(Extracted records)

►

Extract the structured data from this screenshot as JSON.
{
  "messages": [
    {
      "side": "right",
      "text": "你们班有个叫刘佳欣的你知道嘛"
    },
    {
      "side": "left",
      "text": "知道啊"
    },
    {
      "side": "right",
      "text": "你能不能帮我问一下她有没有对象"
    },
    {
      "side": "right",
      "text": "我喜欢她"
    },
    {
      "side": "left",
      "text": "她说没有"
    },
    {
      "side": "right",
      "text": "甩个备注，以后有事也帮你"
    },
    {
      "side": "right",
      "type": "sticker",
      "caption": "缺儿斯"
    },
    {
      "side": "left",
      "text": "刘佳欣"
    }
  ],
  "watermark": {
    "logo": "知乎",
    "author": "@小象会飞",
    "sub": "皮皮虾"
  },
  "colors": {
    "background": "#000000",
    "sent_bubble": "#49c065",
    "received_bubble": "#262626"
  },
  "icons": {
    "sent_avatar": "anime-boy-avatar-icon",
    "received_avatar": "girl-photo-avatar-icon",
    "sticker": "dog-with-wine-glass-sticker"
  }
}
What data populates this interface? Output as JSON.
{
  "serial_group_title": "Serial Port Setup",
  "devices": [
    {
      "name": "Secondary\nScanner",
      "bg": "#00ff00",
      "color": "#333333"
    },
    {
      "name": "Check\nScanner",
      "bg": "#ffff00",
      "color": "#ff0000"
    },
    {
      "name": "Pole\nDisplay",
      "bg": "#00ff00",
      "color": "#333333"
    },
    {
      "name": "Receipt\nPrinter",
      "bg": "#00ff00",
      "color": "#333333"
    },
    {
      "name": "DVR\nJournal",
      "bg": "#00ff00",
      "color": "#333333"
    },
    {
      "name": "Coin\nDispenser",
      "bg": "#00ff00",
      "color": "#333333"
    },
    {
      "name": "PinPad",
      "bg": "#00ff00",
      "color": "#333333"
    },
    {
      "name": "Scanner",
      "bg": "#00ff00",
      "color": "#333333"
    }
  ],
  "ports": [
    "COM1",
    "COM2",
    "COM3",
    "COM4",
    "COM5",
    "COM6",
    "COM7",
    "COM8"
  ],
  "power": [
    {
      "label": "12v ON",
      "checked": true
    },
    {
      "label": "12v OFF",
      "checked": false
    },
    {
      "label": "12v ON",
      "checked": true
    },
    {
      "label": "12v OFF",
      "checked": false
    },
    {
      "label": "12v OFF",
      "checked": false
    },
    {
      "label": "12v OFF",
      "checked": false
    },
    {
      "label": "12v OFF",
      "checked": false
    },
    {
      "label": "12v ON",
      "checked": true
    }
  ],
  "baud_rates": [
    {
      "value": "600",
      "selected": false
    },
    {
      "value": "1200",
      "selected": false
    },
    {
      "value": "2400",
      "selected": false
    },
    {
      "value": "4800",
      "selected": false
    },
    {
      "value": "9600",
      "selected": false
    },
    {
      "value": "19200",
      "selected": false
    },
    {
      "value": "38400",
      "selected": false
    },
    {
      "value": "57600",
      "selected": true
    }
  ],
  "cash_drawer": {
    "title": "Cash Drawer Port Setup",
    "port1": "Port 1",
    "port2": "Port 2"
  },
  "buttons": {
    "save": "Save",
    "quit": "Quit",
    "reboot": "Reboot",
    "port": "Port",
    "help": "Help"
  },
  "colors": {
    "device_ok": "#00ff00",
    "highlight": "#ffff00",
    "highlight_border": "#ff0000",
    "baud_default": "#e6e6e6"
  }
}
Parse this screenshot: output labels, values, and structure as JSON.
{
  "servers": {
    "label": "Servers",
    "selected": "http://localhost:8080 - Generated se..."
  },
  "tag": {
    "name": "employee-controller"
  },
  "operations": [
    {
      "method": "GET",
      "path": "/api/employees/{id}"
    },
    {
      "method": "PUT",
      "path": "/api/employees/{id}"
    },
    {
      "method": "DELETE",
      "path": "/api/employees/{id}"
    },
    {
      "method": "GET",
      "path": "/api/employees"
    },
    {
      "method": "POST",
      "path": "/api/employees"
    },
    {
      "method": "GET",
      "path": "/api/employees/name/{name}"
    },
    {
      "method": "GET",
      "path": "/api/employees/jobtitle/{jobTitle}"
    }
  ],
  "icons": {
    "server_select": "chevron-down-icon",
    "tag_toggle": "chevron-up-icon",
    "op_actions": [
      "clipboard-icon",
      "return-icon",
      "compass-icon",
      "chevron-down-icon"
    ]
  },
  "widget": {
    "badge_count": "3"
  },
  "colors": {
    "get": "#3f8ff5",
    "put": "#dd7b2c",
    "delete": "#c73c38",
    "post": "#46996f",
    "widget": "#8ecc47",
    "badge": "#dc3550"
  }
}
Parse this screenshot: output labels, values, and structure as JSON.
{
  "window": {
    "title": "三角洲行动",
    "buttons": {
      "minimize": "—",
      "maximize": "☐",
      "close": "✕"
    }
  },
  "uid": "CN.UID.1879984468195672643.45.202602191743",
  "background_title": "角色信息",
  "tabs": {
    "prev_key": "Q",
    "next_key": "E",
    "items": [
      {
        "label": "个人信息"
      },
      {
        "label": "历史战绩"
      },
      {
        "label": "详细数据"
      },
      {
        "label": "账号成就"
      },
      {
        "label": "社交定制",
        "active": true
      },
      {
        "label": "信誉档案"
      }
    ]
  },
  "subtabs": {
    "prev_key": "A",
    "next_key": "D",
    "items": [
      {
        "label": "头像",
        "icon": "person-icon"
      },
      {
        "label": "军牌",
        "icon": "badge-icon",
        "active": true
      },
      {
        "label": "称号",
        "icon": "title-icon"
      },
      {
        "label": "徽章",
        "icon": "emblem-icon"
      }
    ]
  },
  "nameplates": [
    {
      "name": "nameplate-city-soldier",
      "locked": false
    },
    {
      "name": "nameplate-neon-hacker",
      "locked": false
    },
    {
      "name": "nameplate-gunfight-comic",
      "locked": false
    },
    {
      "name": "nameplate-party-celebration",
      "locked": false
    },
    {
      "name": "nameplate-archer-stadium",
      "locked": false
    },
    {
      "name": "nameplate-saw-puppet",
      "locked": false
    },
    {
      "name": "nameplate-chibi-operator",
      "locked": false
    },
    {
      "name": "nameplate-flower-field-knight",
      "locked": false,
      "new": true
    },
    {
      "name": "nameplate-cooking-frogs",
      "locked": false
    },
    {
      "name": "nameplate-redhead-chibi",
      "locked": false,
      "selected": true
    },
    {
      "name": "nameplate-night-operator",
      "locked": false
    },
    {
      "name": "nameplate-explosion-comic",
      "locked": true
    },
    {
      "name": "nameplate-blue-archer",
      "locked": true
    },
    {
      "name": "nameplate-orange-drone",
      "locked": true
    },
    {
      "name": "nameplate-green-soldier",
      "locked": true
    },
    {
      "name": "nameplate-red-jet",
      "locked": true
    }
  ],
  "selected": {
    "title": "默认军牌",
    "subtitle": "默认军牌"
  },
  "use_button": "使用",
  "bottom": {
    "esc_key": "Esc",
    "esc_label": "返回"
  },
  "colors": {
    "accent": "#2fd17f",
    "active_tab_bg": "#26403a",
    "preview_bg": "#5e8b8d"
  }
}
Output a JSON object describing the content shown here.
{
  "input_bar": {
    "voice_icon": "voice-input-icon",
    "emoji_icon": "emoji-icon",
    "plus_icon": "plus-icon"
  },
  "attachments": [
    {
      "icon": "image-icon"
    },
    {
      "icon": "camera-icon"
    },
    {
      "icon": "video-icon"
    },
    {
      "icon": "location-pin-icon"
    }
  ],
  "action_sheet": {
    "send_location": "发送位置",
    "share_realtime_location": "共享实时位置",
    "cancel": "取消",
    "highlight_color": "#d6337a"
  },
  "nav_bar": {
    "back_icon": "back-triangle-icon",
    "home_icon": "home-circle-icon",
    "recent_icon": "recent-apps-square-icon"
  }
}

◄

▸ Short task: The full set of records should be duplicated exactly.

▸ Response:
Extract the structured data from this screenshot as JSON.
{
  "messages": [
    {
      "side": "right",
      "text": "你们班有个叫刘佳欣的你知道嘛"
    },
    {
      "side": "left",
      "text": "知道啊"
    },
    {
      "side": "right",
      "text": "你能不能帮我问一下她有没有对象"
    },
    {
      "side": "right",
      "text": "我喜欢她"
    },
    {
      "side": "left",
      "text": "她说没有"
    },
    {
      "side": "right",
      "text": "甩个备注，以后有事也帮你"
    },
    {
      "side": "right",
      "type": "sticker",
      "caption": "缺儿斯"
    },
    {
      "side": "left",
      "text": "刘佳欣"
    }
  ],
  "watermark": {
    "logo": "知乎",
    "author": "@小象会飞",
    "sub": "皮皮虾"
  },
  "colors": {
    "background": "#000000",
    "sent_bubble": "#49c065",
    "received_bubble": "#262626"
  },
  "icons": {
    "sent_avatar": "anime-boy-avatar-icon",
    "received_avatar": "girl-photo-avatar-icon",
    "sticker": "dog-with-wine-glass-sticker"
  }
}
What data populates this interface? Output as JSON.
{
  "serial_group_title": "Serial Port Setup",
  "devices": [
    {
      "name": "Secondary\nScanner",
      "bg": "#00ff00",
      "color": "#333333"
    },
    {
      "name": "Check\nScanner",
      "bg": "#ffff00",
      "color": "#ff0000"
    },
    {
      "name": "Pole\nDisplay",
      "bg": "#00ff00",
      "color": "#333333"
    },
    {
      "name": "Receipt\nPrinter",
      "bg": "#00ff00",
      "color": "#333333"
    },
    {
      "name": "DVR\nJournal",
      "bg": "#00ff00",
      "color": "#333333"
    },
    {
      "name": "Coin\nDispenser",
      "bg": "#00ff00",
      "color": "#333333"
    },
    {
      "name": "PinPad",
      "bg": "#00ff00",
      "color": "#333333"
    },
    {
      "name": "Scanner",
      "bg": "#00ff00",
      "color": "#333333"
    }
  ],
  "ports": [
    "COM1",
    "COM2",
    "COM3",
    "COM4",
    "COM5",
    "COM6",
    "COM7",
    "COM8"
  ],
  "power": [
    {
      "label": "12v ON",
      "checked": true
    },
    {
      "label": "12v OFF",
      "checked": false
    },
    {
      "label": "12v ON",
      "checked": true
    },
    {
      "label": "12v OFF",
      "checked": false
    },
    {
      "label": "12v OFF",
      "checked": false
    },
    {
      "label": "12v OFF",
      "checked": false
    },
    {
      "label": "12v OFF",
      "checked": false
    },
    {
      "label": "12v ON",
      "checked": true
    }
  ],
  "baud_rates": [
    {
      "value": "600",
      "selected": false
    },
    {
      "value": "1200",
      "selected": false
    },
    {
      "value": "2400",
      "selected": false
    },
    {
      "value": "4800",
      "selected": false
    },
    {
      "value": "9600",
      "selected": false
    },
    {
      "value": "19200",
      "selected": false
    },
    {
      "value": "38400",
      "selected": false
    },
    {
      "value": "57600",
      "selected": true
    }
  ],
  "cash_drawer": {
    "title": "Cash Drawer Port Setup",
    "port1": "Port 1",
    "port2": "Port 2"
  },
  "buttons": {
    "save": "Save",
    "quit": "Quit",
    "reboot": "Reboot",
    "port": "Port",
    "help": "Help"
  },
  "colors": {
    "device_ok": "#00ff00",
    "highlight": "#ffff00",
    "highlight_border": "#ff0000",
    "baud_default": "#e6e6e6"
  }
}
Parse this screenshot: output labels, values, and structure as JSON.
{
  "servers": {
    "label": "Servers",
    "selected": "http://localhost:8080 - Generated se..."
  },
  "tag": {
    "name": "employee-controller"
  },
  "operations": [
    {
      "method": "GET",
      "path": "/api/employees/{id}"
    },
    {
      "method": "PUT",
      "path": "/api/employees/{id}"
    },
    {
      "method": "DELETE",
      "path": "/api/employees/{id}"
    },
    {
      "method": "GET",
      "path": "/api/employees"
    },
    {
      "method": "POST",
      "path": "/api/employees"
    },
    {
      "method": "GET",
      "path": "/api/employees/name/{name}"
    },
    {
      "method": "GET",
      "path": "/api/employees/jobtitle/{jobTitle}"
    }
  ],
  "icons": {
    "server_select": "chevron-down-icon",
    "tag_toggle": "chevron-up-icon",
    "op_actions": [
      "clipboard-icon",
      "return-icon",
      "compass-icon",
      "chevron-down-icon"
    ]
  },
  "widget": {
    "badge_count": "3"
  },
  "colors": {
    "get": "#3f8ff5",
    "put": "#dd7b2c",
    "delete": "#c73c38",
    "post": "#46996f",
    "widget": "#8ecc47",
    "badge": "#dc3550"
  }
}
Parse this screenshot: output labels, values, and structure as JSON.
{
  "window": {
    "title": "三角洲行动",
    "buttons": {
      "minimize": "—",
      "maximize": "☐",
      "close": "✕"
    }
  },
  "uid": "CN.UID.1879984468195672643.45.202602191743",
  "background_title": "角色信息",
  "tabs": {
    "prev_key": "Q",
    "next_key": "E",
    "items": [
      {
        "label": "个人信息"
      },
      {
        "label": "历史战绩"
      },
      {
        "label": "详细数据"
      },
      {
        "label": "账号成就"
      },
      {
        "label": "社交定制",
        "active": true
      },
      {
        "label": "信誉档案"
      }
    ]
  },
  "subtabs": {
    "prev_key": "A",
    "next_key": "D",
    "items": [
      {
        "label": "头像",
        "icon": "person-icon"
      },
      {
        "label": "军牌",
        "icon": "badge-icon",
        "active": true
      },
      {
        "label": "称号",
        "icon": "title-icon"
      },
      {
        "label": "徽章",
        "icon": "emblem-icon"
      }
    ]
  },
  "nameplates": [
    {
      "name": "nameplate-city-soldier",
      "locked": false
    },
    {
      "name": "nameplate-neon-hacker",
      "locked": false
    },
    {
      "name": "nameplate-gunfight-comic",
      "locked": false
    },
    {
      "name": "nameplate-party-celebration",
      "locked": false
    },
    {
      "name": "nameplate-archer-stadium",
      "locked": false
    },
    {
      "name": "nameplate-saw-puppet",
      "locked": false
    },
    {
      "name": "nameplate-chibi-operator",
      "locked": false
    },
    {
      "name": "nameplate-flower-field-knight",
      "locked": false,
      "new": true
    },
    {
      "name": "nameplate-cooking-frogs",
      "locked": false
    },
    {
      "name": "nameplate-redhead-chibi",
      "locked": false,
      "selected": true
    },
    {
      "name": "nameplate-night-operator",
      "locked": false
    },
    {
      "name": "nameplate-explosion-comic",
      "locked": true
    },
    {
      "name": "nameplate-blue-archer",
      "locked": true
    },
    {
      "name": "nameplate-orange-drone",
      "locked": true
    },
    {
      "name": "nameplate-green-soldier",
      "locked": true
    },
    {
      "name": "nameplate-red-jet",
      "locked": true
    }
  ],
  "selected": {
    "title": "默认军牌",
    "subtitle": "默认军牌"
  },
  "use_button": "使用",
  "bottom": {
    "esc_key": "Esc",
    "esc_label": "返回"
  },
  "colors": {
    "accent": "#2fd17f",
    "active_tab_bg": "#26403a",
    "preview_bg": "#5e8b8d"
  }
}
Output a JSON object describing the content shown here.
{
  "input_bar": {
    "voice_icon": "voice-input-icon",
    "emoji_icon": "emoji-icon",
    "plus_icon": "plus-icon"
  },
  "attachments": [
    {
      "icon": "image-icon"
    },
    {
      "icon": "camera-icon"
    },
    {
      "icon": "video-icon"
    },
    {
      "icon": "location-pin-icon"
    }
  ],
  "action_sheet": {
    "send_location": "发送位置",
    "share_realtime_location": "共享实时位置",
    "cancel": "取消",
    "highlight_color": "#d6337a"
  },
  "nav_bar": {
    "back_icon": "back-triangle-icon",
    "home_icon": "home-circle-icon",
    "recent_icon": "recent-apps-square-icon"
  }
}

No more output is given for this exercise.